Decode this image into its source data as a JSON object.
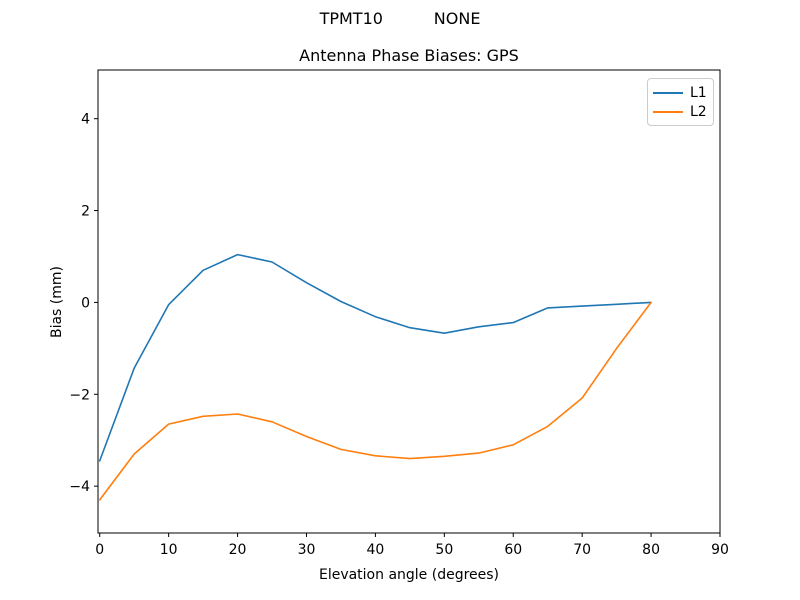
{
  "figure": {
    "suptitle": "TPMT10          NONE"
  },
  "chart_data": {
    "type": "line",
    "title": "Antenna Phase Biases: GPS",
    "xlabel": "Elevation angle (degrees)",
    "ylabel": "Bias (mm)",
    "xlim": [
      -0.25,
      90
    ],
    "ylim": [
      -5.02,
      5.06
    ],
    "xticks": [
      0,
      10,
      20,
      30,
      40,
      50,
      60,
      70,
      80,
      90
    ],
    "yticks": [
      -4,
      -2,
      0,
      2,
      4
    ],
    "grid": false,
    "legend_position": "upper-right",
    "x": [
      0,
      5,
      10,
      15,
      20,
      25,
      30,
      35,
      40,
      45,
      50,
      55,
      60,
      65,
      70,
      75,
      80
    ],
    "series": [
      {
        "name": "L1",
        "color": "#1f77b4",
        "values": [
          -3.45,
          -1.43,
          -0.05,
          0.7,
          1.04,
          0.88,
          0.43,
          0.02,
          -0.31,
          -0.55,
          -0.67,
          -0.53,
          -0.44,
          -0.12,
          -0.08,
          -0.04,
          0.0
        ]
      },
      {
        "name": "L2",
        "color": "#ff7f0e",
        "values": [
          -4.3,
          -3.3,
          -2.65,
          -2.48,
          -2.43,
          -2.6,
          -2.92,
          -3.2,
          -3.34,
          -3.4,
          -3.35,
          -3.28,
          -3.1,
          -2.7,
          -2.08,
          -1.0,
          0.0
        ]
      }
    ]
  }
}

────

**THE REQUEST**
Make an exact copy of the data, leaving its pictures out.

**RESPONSE FOR THIS EXERCISE**
Decode this image into its source data as a JSON object.
{
  "figure": {
    "suptitle": "TPMT10          NONE"
  },
  "chart_data": {
    "type": "line",
    "title": "Antenna Phase Biases: GPS",
    "xlabel": "Elevation angle (degrees)",
    "ylabel": "Bias (mm)",
    "xlim": [
      -0.25,
      90
    ],
    "ylim": [
      -5.02,
      5.06
    ],
    "xticks": [
      0,
      10,
      20,
      30,
      40,
      50,
      60,
      70,
      80,
      90
    ],
    "yticks": [
      -4,
      -2,
      0,
      2,
      4
    ],
    "grid": false,
    "legend_position": "upper-right",
    "x": [
      0,
      5,
      10,
      15,
      20,
      25,
      30,
      35,
      40,
      45,
      50,
      55,
      60,
      65,
      70,
      75,
      80
    ],
    "series": [
      {
        "name": "L1",
        "color": "#1f77b4",
        "values": [
          -3.45,
          -1.43,
          -0.05,
          0.7,
          1.04,
          0.88,
          0.43,
          0.02,
          -0.31,
          -0.55,
          -0.67,
          -0.53,
          -0.44,
          -0.12,
          -0.08,
          -0.04,
          0.0
        ]
      },
      {
        "name": "L2",
        "color": "#ff7f0e",
        "values": [
          -4.3,
          -3.3,
          -2.65,
          -2.48,
          -2.43,
          -2.6,
          -2.92,
          -3.2,
          -3.34,
          -3.4,
          -3.35,
          -3.28,
          -3.1,
          -2.7,
          -2.08,
          -1.0,
          0.0
        ]
      }
    ]
  }
}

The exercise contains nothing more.